JENS MALMGREN I create, that is my hobby.

Learning Machine Learning and Artificial Intelligence, Part 2

Tuesday 3 September 2019

This is part two of my journey learning Machine Learning and Artificial Intelligence with the book Hands-On Machine Learning with Scikit-Learn & TensorFlow by Aurélien Géron. In my previous post in this series, I talked about how I found this book and started reading it. I covered the first two chapters. I am reading the book, trying the exercises and thinking out loud here in the blog what I find in the book. In my blogs, there are also snippets of other parts of my life, such as the creation and building of our new house.

Today I received a message from the municipality that I had to fill in another form about where I get my money from to build the house – they call it the “Bibob” form. Well, it is simple, I work to get money, and I borrow my money. No, Jens, for the municipality it is not that easy. Eight pages of stuff to fill in. Well, not tonight.

I am on page 88 of the book, section Precision, and Recall of chapter 3.

So if the diagonal from the upper left and bottom right got high values, the classifier is doing a great job, and one way of measuring that is with the help of a formula. The f1 formula.

Almost like a given this is already figured out in the SciKit learn library. Just call the f1_score() function.

The book then goes on talking about how the precision and the recall can be an instrument for gaining understanding about how good the algorithms are working. Then they are making a graph with this.

I like graphs, so I had to print it as well. I did not have so much data because I only got 32 bit Python installed. I changed x-limit.

Now my graph looks similar to the book.

Bedtime! Bye.

Thursday 4 September 2019

I have been thinking about how we got from the Confusion Matrix via Precision/Recall to the graph. It puzzled me. I have a faint idea of how this goes, and I will explain it to myself in here in a way so that I understand it. We take it in small steps.

There is a kind of black box that we can use to classify an image. That is SGDClassifier.

We will evaluate the performance of the classifier with the help of the confusion matrix. The image stored in the variable “Some image” is what we are looking for – it is a 5, and all other cases are non-5. We get counts of four possibilities such as True Negative (Good), False Positive (Bad), False Negative (Bad) and True Positive (Good). With many good compared to fewer bad answers, that might be what we are looking for.

Precision is the counts of TP / (TP + FP). It is the counts of TP that we desire to find in relation to the total of both TP and FP. Recall TP/ (TP + FN) is the counts of TP we desire to find in relation to the total of both TP and FN. The FN count is the number of images that we ought to find, but they were incorrectly left out. They should be classified to be 5, but they were not. They are missed. This relation is looking at all that should have been 5 FN + TP and this in relation to the TP. Perhaps this just needs to sink in.

________________________

- _EXERCISE TASK 1_: Rewrite the rows below with "schematic view" replaced by "diagram" and everything else unchanged. Leave the pictures out of your answer.

- _DATA SUPPLIED_:
________________________

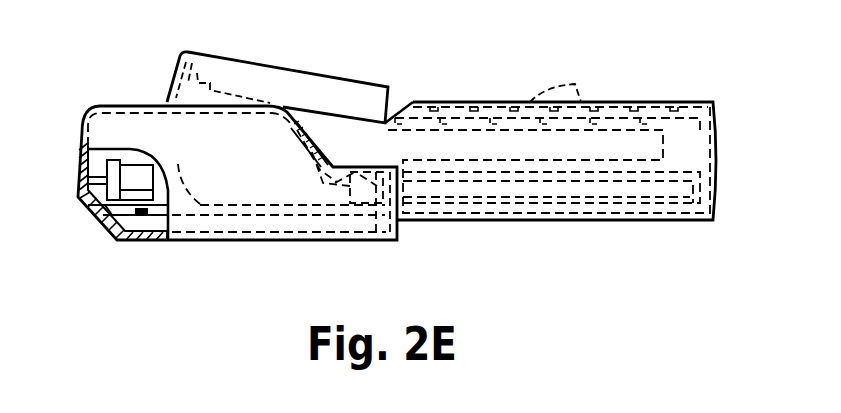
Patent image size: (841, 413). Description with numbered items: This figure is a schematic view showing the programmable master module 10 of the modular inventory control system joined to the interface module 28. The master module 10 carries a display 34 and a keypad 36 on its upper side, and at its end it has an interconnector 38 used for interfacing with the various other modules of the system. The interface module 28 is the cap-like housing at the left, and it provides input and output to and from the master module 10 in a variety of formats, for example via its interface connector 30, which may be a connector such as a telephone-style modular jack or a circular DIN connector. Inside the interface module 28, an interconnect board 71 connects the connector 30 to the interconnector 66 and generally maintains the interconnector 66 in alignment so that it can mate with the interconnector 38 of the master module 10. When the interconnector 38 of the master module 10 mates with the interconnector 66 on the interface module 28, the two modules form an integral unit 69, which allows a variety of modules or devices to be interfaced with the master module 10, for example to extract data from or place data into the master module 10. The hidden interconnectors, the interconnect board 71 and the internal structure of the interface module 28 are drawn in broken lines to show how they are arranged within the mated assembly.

The master module 10 is at (714, 106).
The interface module 28 is at (98, 104).
The interface connector 30 is at (88, 175).
The display 34 is at (388, 87).
The keypad 36 is at (582, 85).
The interconnector 38 is at (307, 173).
The interconnector 66 is at (347, 181).
The integral unit 69 is at (475, 92).
The interconnect board 71 is at (190, 171).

________________________

- _EXERCISE TASK 2_: From the blog post on learning machine learning, quote the stretch from "Thursday 4 September" through "in small steps." word for word.

- _EXPECTED ANSWER 1_:
Patent image size: (841, 413). Description with numbered items: This figure is a diagram showing the programmable master module 10 of the modular inventory control system joined to the interface module 28. The master module 10 carries a display 34 and a keypad 36 on its upper side, and at its end it has an interconnector 38 used for interfacing with the various other modules of the system. The interface module 28 is the cap-like housing at the left, and it provides input and output to and from the master module 10 in a variety of formats, for example via its interface connector 30, which may be a connector such as a telephone-style modular jack or a circular DIN connector. Inside the interface module 28, an interconnect board 71 connects the connector 30 to the interconnector 66 and generally maintains the interconnector 66 in alignment so that it can mate with the interconnector 38 of the master module 10. When the interconnector 38 of the master module 10 mates with the interconnector 66 on the interface module 28, the two modules form an integral unit 69, which allows a variety of modules or devices to be interfaced with the master module 10, for example to extract data from or place data into the master module 10. The hidden interconnectors, the interconnect board 71 and the internal structure of the interface module 28 are drawn in broken lines to show how they are arranged within the mated assembly.

The master module 10 is at (714, 106).
The interface module 28 is at (98, 104).
The interface connector 30 is at (88, 175).
The display 34 is at (388, 87).
The keypad 36 is at (582, 85).
The interconnector 38 is at (307, 173).
The interconnector 66 is at (347, 181).
The integral unit 69 is at (475, 92).
The interconnect board 71 is at (190, 171).

- _EXPECTED ANSWER 2_:
Thursday 4 September 2019

I have been thinking about how we got from the Confusion Matrix via Precision/Recall to the graph. It puzzled me. I have a faint idea of how this goes, and I will explain it to myself in here in a way so that I understand it. We take it in small steps.